--- BEGIN Data lines ---

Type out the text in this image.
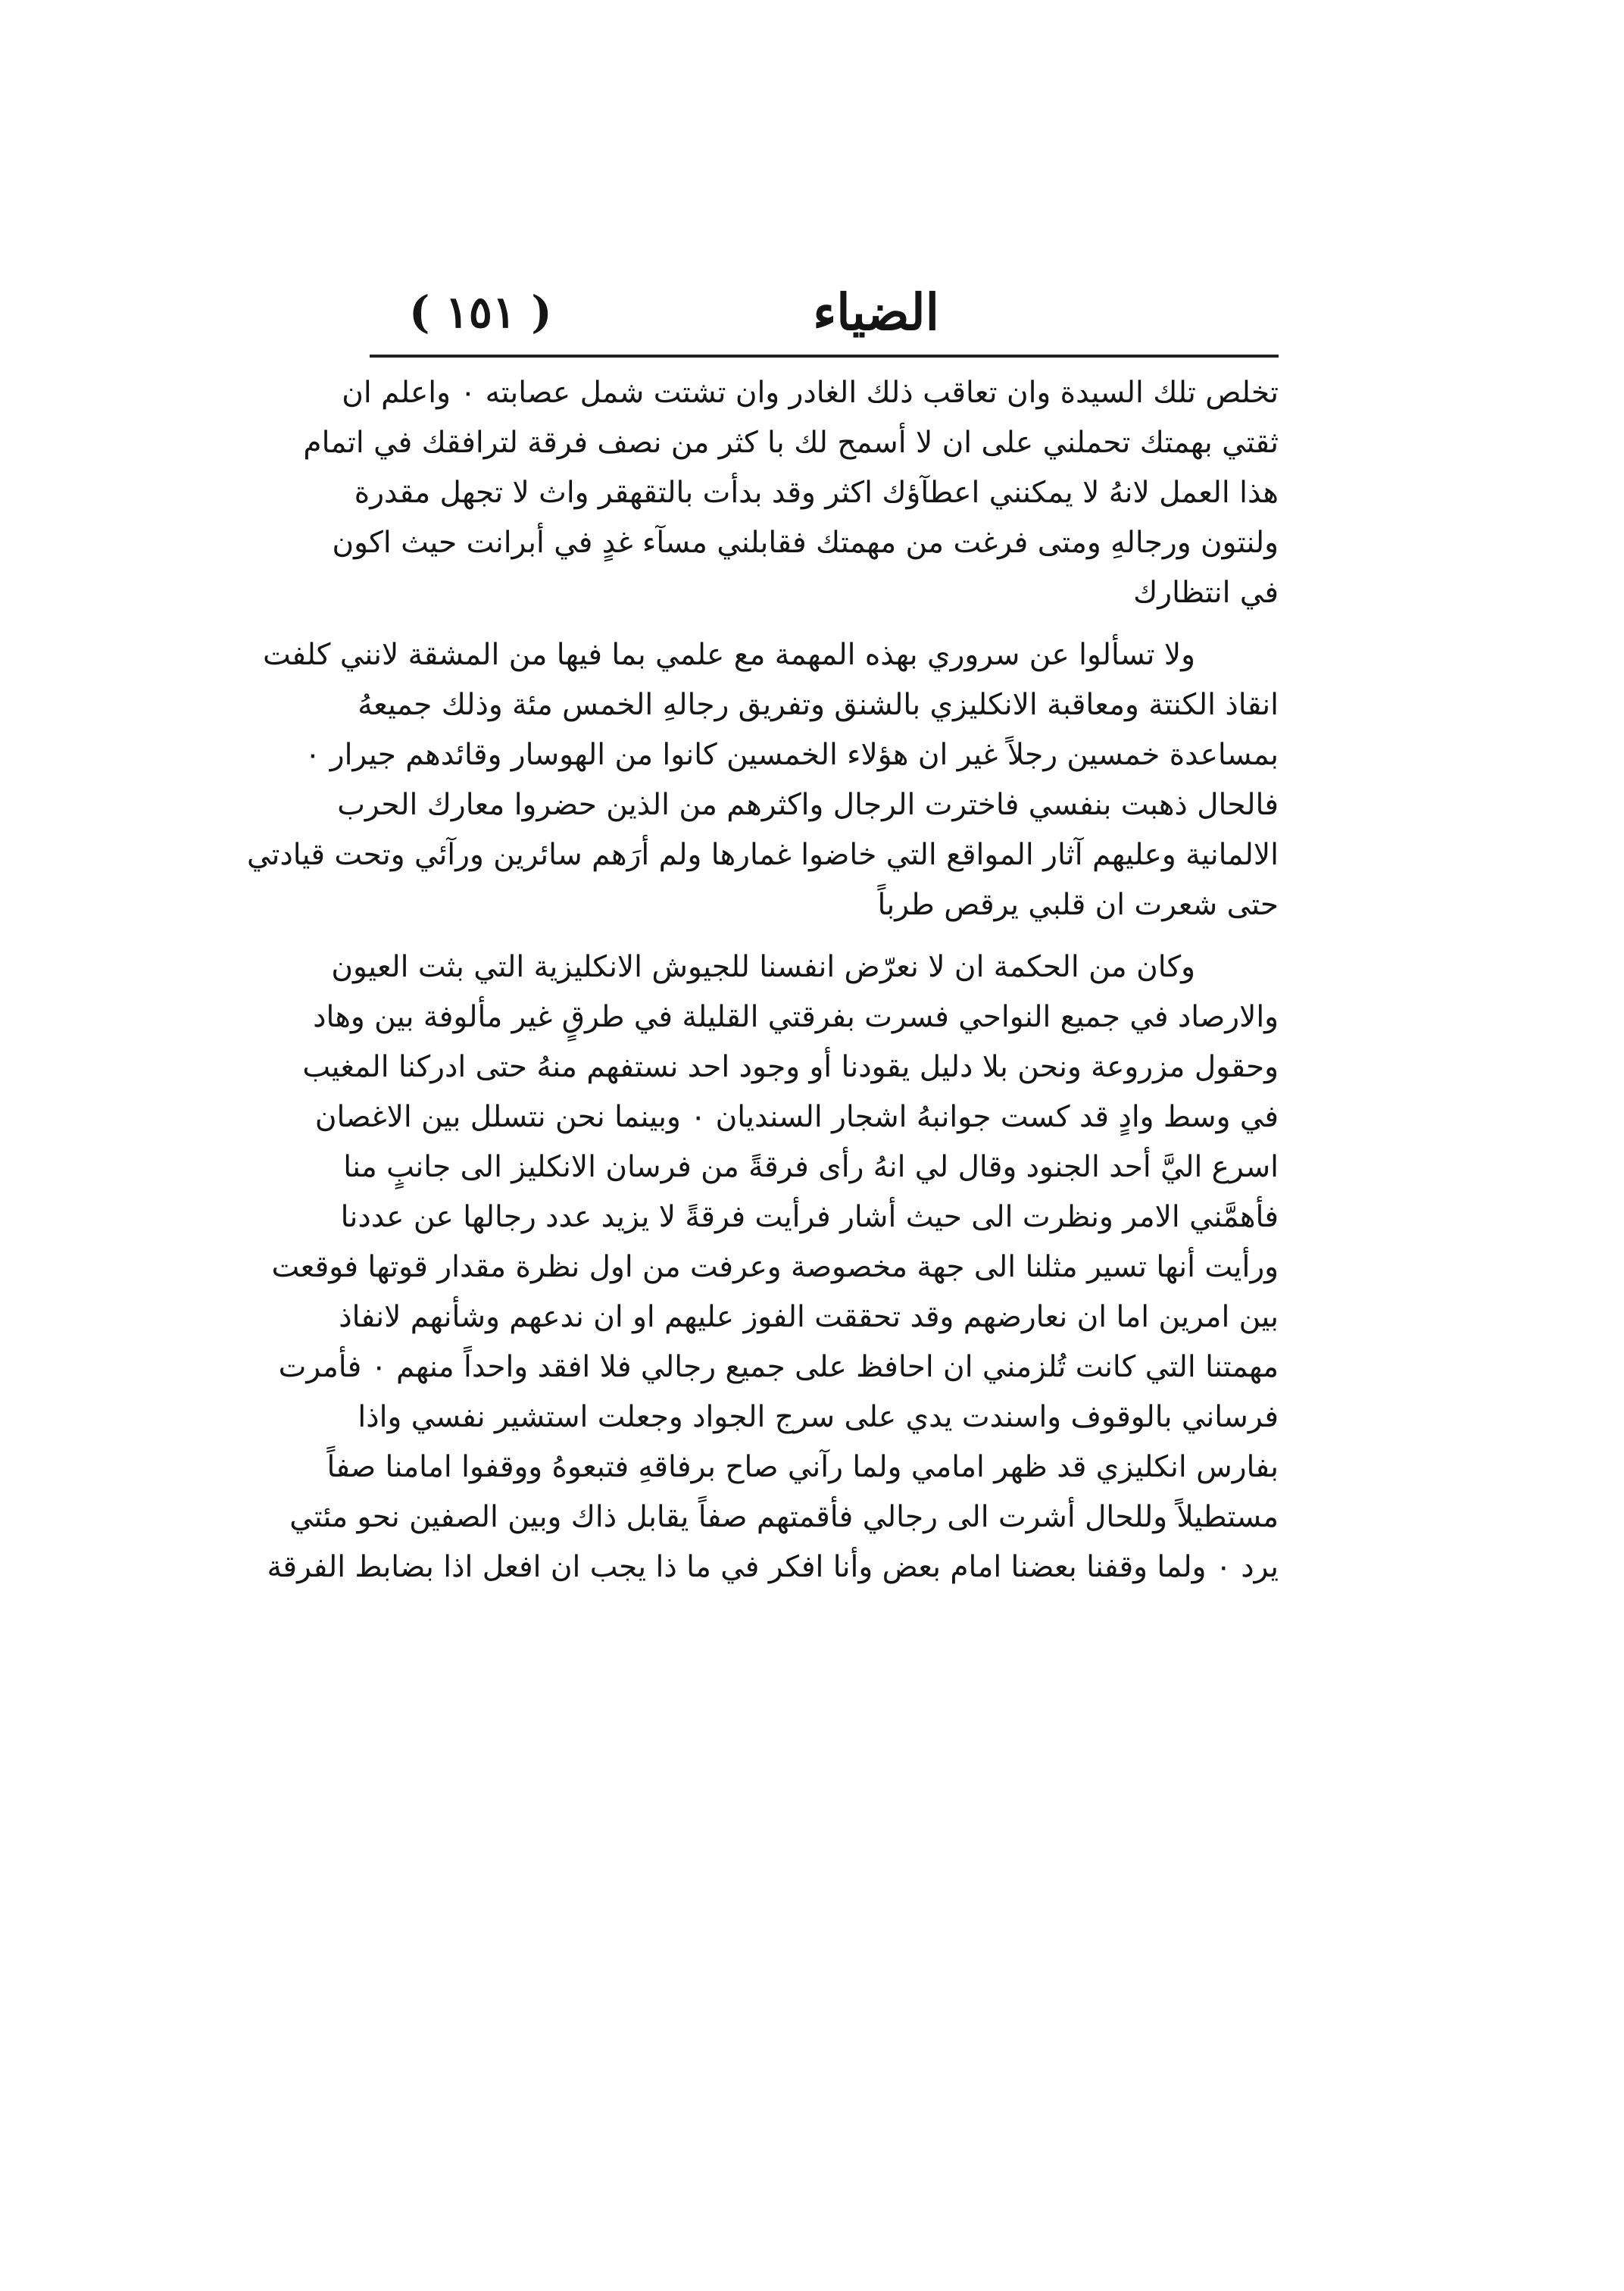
الضياء
( ١٥١ )
تخلص تلك السيدة وان تعاقب ذلك الغادر وان تشتت شمل عصابته ٠ واعلم ان
ثقتي بهمتك تحملني على ان لا أسمح لك با كثر من نصف فرقة لترافقك في اتمام
هذا العمل لانهُ لا يمكنني اعطآؤك اكثر وقد بدأت بالتقهقر واث لا تجهل مقدرة
ولنتون ورجالهِ ومتى فرغت من مهمتك فقابلني مسآء غدٍ في أبرانت حيث اكون
في انتظارك
ولا تسألوا عن سروري بهذه المهمة مع علمي بما فيها من المشقة لانني كلفت
انقاذ الكنتة ومعاقبة الانكليزي بالشنق وتفريق رجالهِ الخمس مئة وذلك جميعهُ
بمساعدة خمسين رجلاً غير ان هؤلاء الخمسين كانوا من الهوسار وقائدهم جيرار ٠
فالحال ذهبت بنفسي فاخترت الرجال واكثرهم من الذين حضروا معارك الحرب
الالمانية وعليهم آثار المواقع التي خاضوا غمارها ولم أرَهم سائرين ورآئي وتحت قيادتي
حتى شعرت ان قلبي يرقص طرباً
وكان من الحكمة ان لا نعرّض انفسنا للجيوش الانكليزية التي بثت العيون
والارصاد في جميع النواحي فسرت بفرقتي القليلة في طرقٍ غير مألوفة بين وهاد
وحقول مزروعة ونحن بلا دليل يقودنا أو وجود احد نستفهم منهُ حتى ادركنا المغيب
في وسط وادٍ قد كست جوانبهُ اشجار السنديان ٠ وبينما نحن نتسلل بين الاغصان
اسرع اليَّ أحد الجنود وقال لي انهُ رأى فرقةً من فرسان الانكليز الى جانبٍ منا
فأهمَّني الامر ونظرت الى حيث أشار فرأيت فرقةً لا يزيد عدد رجالها عن عددنا
ورأيت أنها تسير مثلنا الى جهة مخصوصة وعرفت من اول نظرة مقدار قوتها فوقعت
بين امرين اما ان نعارضهم وقد تحققت الفوز عليهم او ان ندعهم وشأنهم لانفاذ
مهمتنا التي كانت تُلزمني ان احافظ على جميع رجالي فلا افقد واحداً منهم ٠ فأمرت
فرساني بالوقوف واسندت يدي على سرج الجواد وجعلت استشير نفسي واذا
بفارس انكليزي قد ظهر امامي ولما رآني صاح برفاقهِ فتبعوهُ ووقفوا امامنا صفاً
مستطيلاً وللحال أشرت الى رجالي فأقمتهم صفاً يقابل ذاك وبين الصفين نحو مئتي
يرد ٠ ولما وقفنا بعضنا امام بعض وأنا افكر في ما ذا يجب ان افعل اذا بضابط الفرقة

--- END Data lines ---

▶ [Job]:
Show all lines in the entries above where the string "التي" appears.

▶ [Reply]:
الالمانية وعليهم آثار المواقع التي خاضوا غمارها ولم أرَهم سائرين ورآئي وتحت قيادتي
وكان من الحكمة ان لا نعرّض انفسنا للجيوش الانكليزية التي بثت العيون
مهمتنا التي كانت تُلزمني ان احافظ على جميع رجالي فلا افقد واحداً منهم ٠ فأمرت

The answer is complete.